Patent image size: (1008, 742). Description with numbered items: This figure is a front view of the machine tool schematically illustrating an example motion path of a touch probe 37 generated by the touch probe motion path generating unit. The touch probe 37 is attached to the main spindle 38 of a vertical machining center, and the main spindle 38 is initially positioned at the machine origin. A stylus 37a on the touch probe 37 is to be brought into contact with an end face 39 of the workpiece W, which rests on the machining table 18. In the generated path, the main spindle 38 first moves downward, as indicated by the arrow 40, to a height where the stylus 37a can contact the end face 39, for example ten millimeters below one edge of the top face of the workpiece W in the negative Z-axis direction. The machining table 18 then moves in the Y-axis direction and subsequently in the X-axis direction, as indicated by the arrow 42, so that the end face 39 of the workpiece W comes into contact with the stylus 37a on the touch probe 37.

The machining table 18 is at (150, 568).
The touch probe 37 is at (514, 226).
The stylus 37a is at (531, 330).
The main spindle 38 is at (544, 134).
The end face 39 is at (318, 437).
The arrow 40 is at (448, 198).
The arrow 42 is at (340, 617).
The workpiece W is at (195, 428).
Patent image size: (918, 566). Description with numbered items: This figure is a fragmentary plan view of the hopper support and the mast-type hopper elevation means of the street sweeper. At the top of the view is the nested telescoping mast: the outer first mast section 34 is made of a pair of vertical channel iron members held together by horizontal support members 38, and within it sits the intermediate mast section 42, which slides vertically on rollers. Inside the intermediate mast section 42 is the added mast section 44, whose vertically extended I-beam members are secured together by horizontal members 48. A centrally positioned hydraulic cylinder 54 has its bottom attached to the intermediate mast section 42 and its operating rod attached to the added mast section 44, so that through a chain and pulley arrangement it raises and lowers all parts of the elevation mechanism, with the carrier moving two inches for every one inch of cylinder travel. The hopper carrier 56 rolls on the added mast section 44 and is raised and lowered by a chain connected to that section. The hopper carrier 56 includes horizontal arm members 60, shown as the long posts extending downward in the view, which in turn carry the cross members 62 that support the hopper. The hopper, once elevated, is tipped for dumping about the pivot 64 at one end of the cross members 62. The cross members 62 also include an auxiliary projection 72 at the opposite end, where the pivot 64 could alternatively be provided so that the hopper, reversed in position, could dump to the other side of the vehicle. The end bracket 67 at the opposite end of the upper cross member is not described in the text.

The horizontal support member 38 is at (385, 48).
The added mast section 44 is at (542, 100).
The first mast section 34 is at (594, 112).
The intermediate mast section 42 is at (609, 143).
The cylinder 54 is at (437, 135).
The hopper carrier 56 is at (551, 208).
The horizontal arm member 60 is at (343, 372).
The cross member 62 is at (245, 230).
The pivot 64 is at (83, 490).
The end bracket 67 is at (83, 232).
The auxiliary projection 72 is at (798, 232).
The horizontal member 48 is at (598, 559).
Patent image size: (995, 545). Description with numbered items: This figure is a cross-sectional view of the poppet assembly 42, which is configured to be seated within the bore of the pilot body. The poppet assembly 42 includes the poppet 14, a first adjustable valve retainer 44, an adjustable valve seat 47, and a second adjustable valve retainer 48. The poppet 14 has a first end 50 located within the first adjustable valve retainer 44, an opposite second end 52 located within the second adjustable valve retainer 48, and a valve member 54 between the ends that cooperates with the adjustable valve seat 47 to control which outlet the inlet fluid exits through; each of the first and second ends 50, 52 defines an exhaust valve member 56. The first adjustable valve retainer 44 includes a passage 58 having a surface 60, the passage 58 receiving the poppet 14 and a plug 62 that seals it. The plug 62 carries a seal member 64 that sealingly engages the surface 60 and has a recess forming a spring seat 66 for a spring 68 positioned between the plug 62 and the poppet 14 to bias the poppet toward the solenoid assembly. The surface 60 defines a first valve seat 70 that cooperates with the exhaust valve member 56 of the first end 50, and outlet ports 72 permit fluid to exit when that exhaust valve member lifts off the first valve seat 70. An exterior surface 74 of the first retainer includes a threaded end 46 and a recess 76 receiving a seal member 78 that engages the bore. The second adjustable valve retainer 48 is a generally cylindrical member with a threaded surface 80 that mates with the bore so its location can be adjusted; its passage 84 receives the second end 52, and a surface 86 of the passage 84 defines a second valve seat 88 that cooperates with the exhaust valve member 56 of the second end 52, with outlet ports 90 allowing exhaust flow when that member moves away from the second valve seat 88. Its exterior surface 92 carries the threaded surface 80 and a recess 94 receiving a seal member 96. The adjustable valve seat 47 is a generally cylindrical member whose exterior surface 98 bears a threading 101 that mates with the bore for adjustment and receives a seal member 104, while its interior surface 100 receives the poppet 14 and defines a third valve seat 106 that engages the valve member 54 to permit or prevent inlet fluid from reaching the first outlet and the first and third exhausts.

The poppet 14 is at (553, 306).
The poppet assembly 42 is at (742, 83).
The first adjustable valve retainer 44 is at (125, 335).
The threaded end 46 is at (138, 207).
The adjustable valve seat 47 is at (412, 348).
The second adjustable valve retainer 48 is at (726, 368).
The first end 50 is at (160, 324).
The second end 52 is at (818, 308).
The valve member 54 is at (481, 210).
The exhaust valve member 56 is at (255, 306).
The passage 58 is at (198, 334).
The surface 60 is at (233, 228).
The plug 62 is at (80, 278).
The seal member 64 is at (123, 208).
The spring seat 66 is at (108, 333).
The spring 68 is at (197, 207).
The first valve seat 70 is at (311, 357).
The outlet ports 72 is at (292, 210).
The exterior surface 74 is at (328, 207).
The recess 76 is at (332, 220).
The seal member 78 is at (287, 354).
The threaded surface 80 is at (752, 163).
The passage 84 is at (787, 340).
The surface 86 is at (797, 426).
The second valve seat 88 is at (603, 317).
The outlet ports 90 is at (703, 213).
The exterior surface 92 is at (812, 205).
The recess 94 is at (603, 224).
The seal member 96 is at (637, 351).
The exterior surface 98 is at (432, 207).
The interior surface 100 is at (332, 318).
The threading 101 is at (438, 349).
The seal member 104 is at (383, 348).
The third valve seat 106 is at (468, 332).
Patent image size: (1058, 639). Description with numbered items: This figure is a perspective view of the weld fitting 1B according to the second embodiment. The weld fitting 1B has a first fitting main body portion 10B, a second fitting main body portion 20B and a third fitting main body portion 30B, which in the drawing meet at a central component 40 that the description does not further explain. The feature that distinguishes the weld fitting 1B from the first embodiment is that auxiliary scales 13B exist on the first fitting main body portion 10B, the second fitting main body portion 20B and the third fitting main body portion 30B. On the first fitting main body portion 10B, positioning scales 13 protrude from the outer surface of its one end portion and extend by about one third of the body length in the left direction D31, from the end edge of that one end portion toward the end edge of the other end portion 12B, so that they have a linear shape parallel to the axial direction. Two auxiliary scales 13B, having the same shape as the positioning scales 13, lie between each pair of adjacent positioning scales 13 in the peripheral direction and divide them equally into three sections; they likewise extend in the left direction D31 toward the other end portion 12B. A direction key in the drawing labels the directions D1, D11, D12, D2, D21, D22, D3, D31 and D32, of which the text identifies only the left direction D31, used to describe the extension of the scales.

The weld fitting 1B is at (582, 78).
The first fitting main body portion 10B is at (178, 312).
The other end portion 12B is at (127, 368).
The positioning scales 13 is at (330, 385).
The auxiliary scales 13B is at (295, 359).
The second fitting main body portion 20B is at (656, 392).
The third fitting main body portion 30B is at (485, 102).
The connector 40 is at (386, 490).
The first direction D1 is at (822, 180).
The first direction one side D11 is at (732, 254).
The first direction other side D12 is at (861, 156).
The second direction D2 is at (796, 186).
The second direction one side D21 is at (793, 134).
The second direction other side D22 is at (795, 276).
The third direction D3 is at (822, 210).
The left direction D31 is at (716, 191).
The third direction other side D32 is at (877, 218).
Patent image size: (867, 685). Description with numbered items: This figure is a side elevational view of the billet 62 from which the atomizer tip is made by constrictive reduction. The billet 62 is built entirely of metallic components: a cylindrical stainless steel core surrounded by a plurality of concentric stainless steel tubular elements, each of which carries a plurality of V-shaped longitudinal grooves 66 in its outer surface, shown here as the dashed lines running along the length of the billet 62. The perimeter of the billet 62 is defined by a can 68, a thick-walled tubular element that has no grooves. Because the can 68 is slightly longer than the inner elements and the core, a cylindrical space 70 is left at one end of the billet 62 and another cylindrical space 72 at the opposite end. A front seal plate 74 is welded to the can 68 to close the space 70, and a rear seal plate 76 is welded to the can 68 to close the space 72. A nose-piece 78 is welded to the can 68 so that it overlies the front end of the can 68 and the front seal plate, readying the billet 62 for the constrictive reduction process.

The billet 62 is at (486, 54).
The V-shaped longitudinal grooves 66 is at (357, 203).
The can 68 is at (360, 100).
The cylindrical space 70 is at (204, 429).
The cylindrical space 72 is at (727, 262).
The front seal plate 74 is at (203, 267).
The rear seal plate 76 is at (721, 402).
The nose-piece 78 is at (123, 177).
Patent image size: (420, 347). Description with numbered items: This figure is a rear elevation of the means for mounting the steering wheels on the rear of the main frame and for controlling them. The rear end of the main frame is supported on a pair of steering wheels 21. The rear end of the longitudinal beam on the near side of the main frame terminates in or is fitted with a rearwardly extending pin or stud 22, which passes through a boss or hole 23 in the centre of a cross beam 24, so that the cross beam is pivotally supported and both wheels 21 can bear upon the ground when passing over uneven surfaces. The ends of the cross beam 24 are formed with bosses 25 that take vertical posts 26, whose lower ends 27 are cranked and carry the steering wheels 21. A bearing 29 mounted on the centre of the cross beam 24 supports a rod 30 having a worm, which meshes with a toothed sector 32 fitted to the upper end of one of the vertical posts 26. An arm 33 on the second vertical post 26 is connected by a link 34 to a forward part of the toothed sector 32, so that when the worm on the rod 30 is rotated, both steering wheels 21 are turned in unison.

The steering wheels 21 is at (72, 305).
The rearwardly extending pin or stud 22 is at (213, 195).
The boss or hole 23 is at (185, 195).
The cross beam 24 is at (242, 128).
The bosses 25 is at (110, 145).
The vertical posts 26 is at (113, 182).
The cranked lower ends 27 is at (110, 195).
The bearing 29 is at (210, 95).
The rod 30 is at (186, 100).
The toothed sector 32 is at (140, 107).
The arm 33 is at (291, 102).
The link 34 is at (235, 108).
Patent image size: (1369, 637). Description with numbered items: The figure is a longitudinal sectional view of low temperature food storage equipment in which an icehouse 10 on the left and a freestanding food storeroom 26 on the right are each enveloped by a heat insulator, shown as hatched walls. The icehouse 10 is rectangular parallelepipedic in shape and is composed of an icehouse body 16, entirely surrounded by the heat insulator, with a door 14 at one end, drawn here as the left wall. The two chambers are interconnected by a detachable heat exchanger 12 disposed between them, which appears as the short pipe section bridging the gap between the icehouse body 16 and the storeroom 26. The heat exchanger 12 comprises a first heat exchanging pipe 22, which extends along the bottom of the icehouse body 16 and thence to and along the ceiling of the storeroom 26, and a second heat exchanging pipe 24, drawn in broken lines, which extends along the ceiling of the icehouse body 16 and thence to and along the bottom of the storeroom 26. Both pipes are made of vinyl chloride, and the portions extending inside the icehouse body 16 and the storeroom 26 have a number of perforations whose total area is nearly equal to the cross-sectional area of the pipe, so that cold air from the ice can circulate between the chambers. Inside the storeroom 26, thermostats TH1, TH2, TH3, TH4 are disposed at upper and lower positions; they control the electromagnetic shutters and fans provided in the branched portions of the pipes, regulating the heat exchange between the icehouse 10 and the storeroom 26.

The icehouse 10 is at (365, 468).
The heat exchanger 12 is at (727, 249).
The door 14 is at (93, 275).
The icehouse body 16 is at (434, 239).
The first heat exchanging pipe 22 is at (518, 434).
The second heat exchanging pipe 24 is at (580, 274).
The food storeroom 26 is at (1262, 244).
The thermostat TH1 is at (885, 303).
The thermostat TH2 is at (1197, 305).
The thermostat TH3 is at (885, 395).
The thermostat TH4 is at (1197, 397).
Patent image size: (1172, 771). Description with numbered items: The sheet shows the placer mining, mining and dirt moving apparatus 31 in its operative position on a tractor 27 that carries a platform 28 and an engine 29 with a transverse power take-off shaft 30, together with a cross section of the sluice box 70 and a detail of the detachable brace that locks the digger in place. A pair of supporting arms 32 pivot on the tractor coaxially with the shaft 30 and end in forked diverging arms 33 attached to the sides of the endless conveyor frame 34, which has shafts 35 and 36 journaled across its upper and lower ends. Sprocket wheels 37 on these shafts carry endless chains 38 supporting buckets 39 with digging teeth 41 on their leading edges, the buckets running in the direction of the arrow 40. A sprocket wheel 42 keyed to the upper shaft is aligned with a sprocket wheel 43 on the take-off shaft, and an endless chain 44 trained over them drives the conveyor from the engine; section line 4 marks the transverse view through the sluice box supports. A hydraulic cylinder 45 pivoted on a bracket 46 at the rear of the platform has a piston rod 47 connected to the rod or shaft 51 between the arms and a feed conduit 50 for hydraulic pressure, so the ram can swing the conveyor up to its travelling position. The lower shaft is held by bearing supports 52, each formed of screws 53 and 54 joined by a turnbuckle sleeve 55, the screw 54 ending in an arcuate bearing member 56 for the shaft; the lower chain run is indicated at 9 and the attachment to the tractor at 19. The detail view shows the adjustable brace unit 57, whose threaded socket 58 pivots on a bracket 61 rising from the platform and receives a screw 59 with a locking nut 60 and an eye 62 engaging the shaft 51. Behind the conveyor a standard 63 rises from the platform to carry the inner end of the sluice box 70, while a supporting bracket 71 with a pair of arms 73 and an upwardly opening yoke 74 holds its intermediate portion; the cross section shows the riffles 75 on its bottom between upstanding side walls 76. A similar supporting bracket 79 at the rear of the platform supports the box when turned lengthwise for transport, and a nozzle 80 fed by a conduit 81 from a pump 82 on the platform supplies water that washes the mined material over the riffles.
□ □ □ □ □ □ □
What the exercise asks: Reproduce verbatim the stretch of lines above from the line that contains "Patent image size: (420, 347)." through the line that contains "The arm 33 is at (291, 102).", including both of those lines.

Exercise solution:
Patent image size: (420, 347). Description with numbered items: This figure is a rear elevation of the means for mounting the steering wheels on the rear of the main frame and for controlling them. The rear end of the main frame is supported on a pair of steering wheels 21. The rear end of the longitudinal beam on the near side of the main frame terminates in or is fitted with a rearwardly extending pin or stud 22, which passes through a boss or hole 23 in the centre of a cross beam 24, so that the cross beam is pivotally supported and both wheels 21 can bear upon the ground when passing over uneven surfaces. The ends of the cross beam 24 are formed with bosses 25 that take vertical posts 26, whose lower ends 27 are cranked and carry the steering wheels 21. A bearing 29 mounted on the centre of the cross beam 24 supports a rod 30 having a worm, which meshes with a toothed sector 32 fitted to the upper end of one of the vertical posts 26. An arm 33 on the second vertical post 26 is connected by a link 34 to a forward part of the toothed sector 32, so that when the worm on the rod 30 is rotated, both steering wheels 21 are turned in unison.

The steering wheels 21 is at (72, 305).
The rearwardly extending pin or stud 22 is at (213, 195).
The boss or hole 23 is at (185, 195).
The cross beam 24 is at (242, 128).
The bosses 25 is at (110, 145).
The vertical posts 26 is at (113, 182).
The cranked lower ends 27 is at (110, 195).
The bearing 29 is at (210, 95).
The rod 30 is at (186, 100).
The toothed sector 32 is at (140, 107).
The arm 33 is at (291, 102).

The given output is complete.